START Records supplied

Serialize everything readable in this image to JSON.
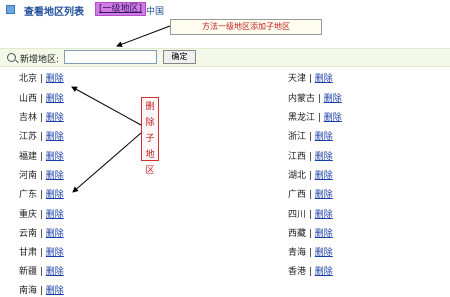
{
  "header": {
    "title": "查看地区列表",
    "link": "[一级地区]",
    "crumb": "中国"
  },
  "note_text": "方法一级地区添加子地区",
  "search": {
    "label": "新增地区:",
    "placeholder": "",
    "button_label": "确定"
  },
  "separator": "|",
  "delete_label": "删除",
  "vertical_note": "删除子地区",
  "regions": {
    "left": [
      "北京",
      "山西",
      "吉林",
      "江苏",
      "福建",
      "河南",
      "广东",
      "重庆",
      "云南",
      "甘肃",
      "新疆",
      "南海"
    ],
    "right": [
      "天津",
      "内蒙古",
      "黑龙江",
      "浙江",
      "江西",
      "湖北",
      "广西",
      "四川",
      "西藏",
      "青海",
      "香港"
    ]
  }
}
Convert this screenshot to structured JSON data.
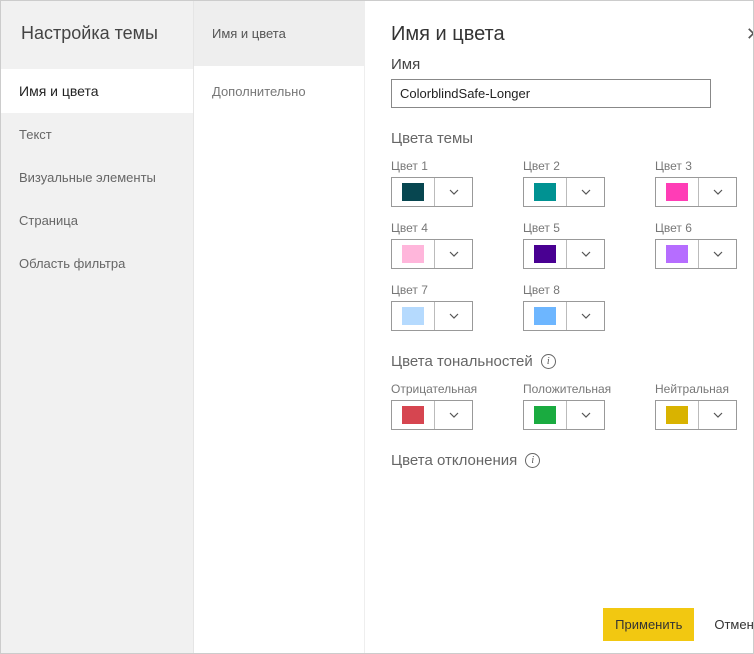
{
  "sidebar1": {
    "header": "Настройка темы",
    "items": [
      {
        "label": "Имя и цвета",
        "active": true
      },
      {
        "label": "Текст",
        "active": false
      },
      {
        "label": "Визуальные элементы",
        "active": false
      },
      {
        "label": "Страница",
        "active": false
      },
      {
        "label": "Область фильтра",
        "active": false
      }
    ]
  },
  "sidebar2": {
    "items": [
      {
        "label": "Имя и цвета",
        "active": true
      },
      {
        "label": "Дополнительно",
        "active": false
      }
    ]
  },
  "main": {
    "title": "Имя и цвета",
    "name_label": "Имя",
    "name_value": "ColorblindSafe-Longer",
    "theme_colors_title": "Цвета темы",
    "theme_colors": [
      {
        "label": "Цвет 1",
        "hex": "#074650"
      },
      {
        "label": "Цвет 2",
        "hex": "#009292"
      },
      {
        "label": "Цвет 3",
        "hex": "#ff3db6"
      },
      {
        "label": "Цвет 4",
        "hex": "#ffb6db"
      },
      {
        "label": "Цвет 5",
        "hex": "#490092"
      },
      {
        "label": "Цвет 6",
        "hex": "#b66dff"
      },
      {
        "label": "Цвет 7",
        "hex": "#b5dafe"
      },
      {
        "label": "Цвет 8",
        "hex": "#6db6ff"
      }
    ],
    "sentiment_title": "Цвета тональностей",
    "sentiment_colors": [
      {
        "label": "Отрицательная",
        "hex": "#d64550"
      },
      {
        "label": "Положительная",
        "hex": "#1aab40"
      },
      {
        "label": "Нейтральная",
        "hex": "#d9b300"
      }
    ],
    "divergence_title": "Цвета отклонения"
  },
  "footer": {
    "apply": "Применить",
    "cancel": "Отмена"
  }
}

END Records supplied

# Aim of the task
Repeat the data above exactly, but not the pictures.

# Expected output
Serialize everything readable in this image to JSON.
{
  "header": {
    "title": "查看地区列表",
    "link": "[一级地区]",
    "crumb": "中国"
  },
  "note_text": "方法一级地区添加子地区",
  "search": {
    "label": "新增地区:",
    "placeholder": "",
    "button_label": "确定"
  },
  "separator": "|",
  "delete_label": "删除",
  "vertical_note": "删除子地区",
  "regions": {
    "left": [
      "北京",
      "山西",
      "吉林",
      "江苏",
      "福建",
      "河南",
      "广东",
      "重庆",
      "云南",
      "甘肃",
      "新疆",
      "南海"
    ],
    "right": [
      "天津",
      "内蒙古",
      "黑龙江",
      "浙江",
      "江西",
      "湖北",
      "广西",
      "四川",
      "西藏",
      "青海",
      "香港"
    ]
  }
}
Convert this screenshot to structured JSON data.
{
  "sidebar1": {
    "header": "Настройка темы",
    "items": [
      {
        "label": "Имя и цвета",
        "active": true
      },
      {
        "label": "Текст",
        "active": false
      },
      {
        "label": "Визуальные элементы",
        "active": false
      },
      {
        "label": "Страница",
        "active": false
      },
      {
        "label": "Область фильтра",
        "active": false
      }
    ]
  },
  "sidebar2": {
    "items": [
      {
        "label": "Имя и цвета",
        "active": true
      },
      {
        "label": "Дополнительно",
        "active": false
      }
    ]
  },
  "main": {
    "title": "Имя и цвета",
    "name_label": "Имя",
    "name_value": "ColorblindSafe-Longer",
    "theme_colors_title": "Цвета темы",
    "theme_colors": [
      {
        "label": "Цвет 1",
        "hex": "#074650"
      },
      {
        "label": "Цвет 2",
        "hex": "#009292"
      },
      {
        "label": "Цвет 3",
        "hex": "#ff3db6"
      },
      {
        "label": "Цвет 4",
        "hex": "#ffb6db"
      },
      {
        "label": "Цвет 5",
        "hex": "#490092"
      },
      {
        "label": "Цвет 6",
        "hex": "#b66dff"
      },
      {
        "label": "Цвет 7",
        "hex": "#b5dafe"
      },
      {
        "label": "Цвет 8",
        "hex": "#6db6ff"
      }
    ],
    "sentiment_title": "Цвета тональностей",
    "sentiment_colors": [
      {
        "label": "Отрицательная",
        "hex": "#d64550"
      },
      {
        "label": "Положительная",
        "hex": "#1aab40"
      },
      {
        "label": "Нейтральная",
        "hex": "#d9b300"
      }
    ],
    "divergence_title": "Цвета отклонения"
  },
  "footer": {
    "apply": "Применить",
    "cancel": "Отмена"
  }
}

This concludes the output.